Written problem:
Would you retype all of these records exactly?

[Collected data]
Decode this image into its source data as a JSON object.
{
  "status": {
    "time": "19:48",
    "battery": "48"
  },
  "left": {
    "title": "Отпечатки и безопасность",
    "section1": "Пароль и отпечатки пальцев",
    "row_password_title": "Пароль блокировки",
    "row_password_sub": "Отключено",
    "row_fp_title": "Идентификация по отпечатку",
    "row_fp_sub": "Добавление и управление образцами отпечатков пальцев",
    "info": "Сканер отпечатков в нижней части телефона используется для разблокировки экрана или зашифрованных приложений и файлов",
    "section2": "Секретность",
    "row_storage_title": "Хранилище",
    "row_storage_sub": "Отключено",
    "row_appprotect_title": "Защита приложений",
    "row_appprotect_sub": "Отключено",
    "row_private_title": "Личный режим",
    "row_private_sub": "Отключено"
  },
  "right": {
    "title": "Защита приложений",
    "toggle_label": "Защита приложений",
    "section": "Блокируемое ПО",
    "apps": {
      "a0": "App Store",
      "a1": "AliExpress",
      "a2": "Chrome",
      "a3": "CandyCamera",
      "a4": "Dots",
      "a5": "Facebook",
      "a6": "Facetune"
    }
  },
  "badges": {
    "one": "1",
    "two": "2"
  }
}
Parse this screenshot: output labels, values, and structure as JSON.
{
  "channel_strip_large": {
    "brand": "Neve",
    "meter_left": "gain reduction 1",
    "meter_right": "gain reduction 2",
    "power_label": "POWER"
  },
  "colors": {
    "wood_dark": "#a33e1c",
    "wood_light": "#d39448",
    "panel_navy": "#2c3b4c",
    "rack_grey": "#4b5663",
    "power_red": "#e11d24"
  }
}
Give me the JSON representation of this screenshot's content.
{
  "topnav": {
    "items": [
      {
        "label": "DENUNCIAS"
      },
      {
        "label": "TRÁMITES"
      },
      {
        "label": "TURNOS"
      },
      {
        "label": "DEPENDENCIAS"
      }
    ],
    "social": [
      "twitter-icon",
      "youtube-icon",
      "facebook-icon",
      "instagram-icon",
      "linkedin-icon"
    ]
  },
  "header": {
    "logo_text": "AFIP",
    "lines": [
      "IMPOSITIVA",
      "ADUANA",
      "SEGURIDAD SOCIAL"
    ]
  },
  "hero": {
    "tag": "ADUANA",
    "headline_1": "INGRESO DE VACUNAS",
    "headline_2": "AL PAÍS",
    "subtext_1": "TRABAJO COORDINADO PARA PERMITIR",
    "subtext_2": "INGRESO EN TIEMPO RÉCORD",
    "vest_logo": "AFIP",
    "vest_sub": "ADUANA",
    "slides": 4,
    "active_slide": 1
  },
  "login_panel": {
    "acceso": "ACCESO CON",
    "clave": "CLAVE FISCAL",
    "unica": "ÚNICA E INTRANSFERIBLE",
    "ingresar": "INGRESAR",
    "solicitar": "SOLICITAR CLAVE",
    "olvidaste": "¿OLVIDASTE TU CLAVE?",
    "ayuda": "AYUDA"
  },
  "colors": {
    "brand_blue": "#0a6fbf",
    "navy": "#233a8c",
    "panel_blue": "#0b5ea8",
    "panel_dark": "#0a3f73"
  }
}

Solution for this exercise:
Decode this image into its source data as a JSON object.
{
  "status": {
    "time": "19:48",
    "battery": "48"
  },
  "left": {
    "title": "Отпечатки и безопасность",
    "section1": "Пароль и отпечатки пальцев",
    "row_password_title": "Пароль блокировки",
    "row_password_sub": "Отключено",
    "row_fp_title": "Идентификация по отпечатку",
    "row_fp_sub": "Добавление и управление образцами отпечатков пальцев",
    "info": "Сканер отпечатков в нижней части телефона используется для разблокировки экрана или зашифрованных приложений и файлов",
    "section2": "Секретность",
    "row_storage_title": "Хранилище",
    "row_storage_sub": "Отключено",
    "row_appprotect_title": "Защита приложений",
    "row_appprotect_sub": "Отключено",
    "row_private_title": "Личный режим",
    "row_private_sub": "Отключено"
  },
  "right": {
    "title": "Защита приложений",
    "toggle_label": "Защита приложений",
    "section": "Блокируемое ПО",
    "apps": {
      "a0": "App Store",
      "a1": "AliExpress",
      "a2": "Chrome",
      "a3": "CandyCamera",
      "a4": "Dots",
      "a5": "Facebook",
      "a6": "Facetune"
    }
  },
  "badges": {
    "one": "1",
    "two": "2"
  }
}
Parse this screenshot: output labels, values, and structure as JSON.
{
  "channel_strip_large": {
    "brand": "Neve",
    "meter_left": "gain reduction 1",
    "meter_right": "gain reduction 2",
    "power_label": "POWER"
  },
  "colors": {
    "wood_dark": "#a33e1c",
    "wood_light": "#d39448",
    "panel_navy": "#2c3b4c",
    "rack_grey": "#4b5663",
    "power_red": "#e11d24"
  }
}
Give me the JSON representation of this screenshot's content.
{
  "topnav": {
    "items": [
      {
        "label": "DENUNCIAS"
      },
      {
        "label": "TRÁMITES"
      },
      {
        "label": "TURNOS"
      },
      {
        "label": "DEPENDENCIAS"
      }
    ],
    "social": [
      "twitter-icon",
      "youtube-icon",
      "facebook-icon",
      "instagram-icon",
      "linkedin-icon"
    ]
  },
  "header": {
    "logo_text": "AFIP",
    "lines": [
      "IMPOSITIVA",
      "ADUANA",
      "SEGURIDAD SOCIAL"
    ]
  },
  "hero": {
    "tag": "ADUANA",
    "headline_1": "INGRESO DE VACUNAS",
    "headline_2": "AL PAÍS",
    "subtext_1": "TRABAJO COORDINADO PARA PERMITIR",
    "subtext_2": "INGRESO EN TIEMPO RÉCORD",
    "vest_logo": "AFIP",
    "vest_sub": "ADUANA",
    "slides": 4,
    "active_slide": 1
  },
  "login_panel": {
    "acceso": "ACCESO CON",
    "clave": "CLAVE FISCAL",
    "unica": "ÚNICA E INTRANSFERIBLE",
    "ingresar": "INGRESAR",
    "solicitar": "SOLICITAR CLAVE",
    "olvidaste": "¿OLVIDASTE TU CLAVE?",
    "ayuda": "AYUDA"
  },
  "colors": {
    "brand_blue": "#0a6fbf",
    "navy": "#233a8c",
    "panel_blue": "#0b5ea8",
    "panel_dark": "#0a3f73"
  }
}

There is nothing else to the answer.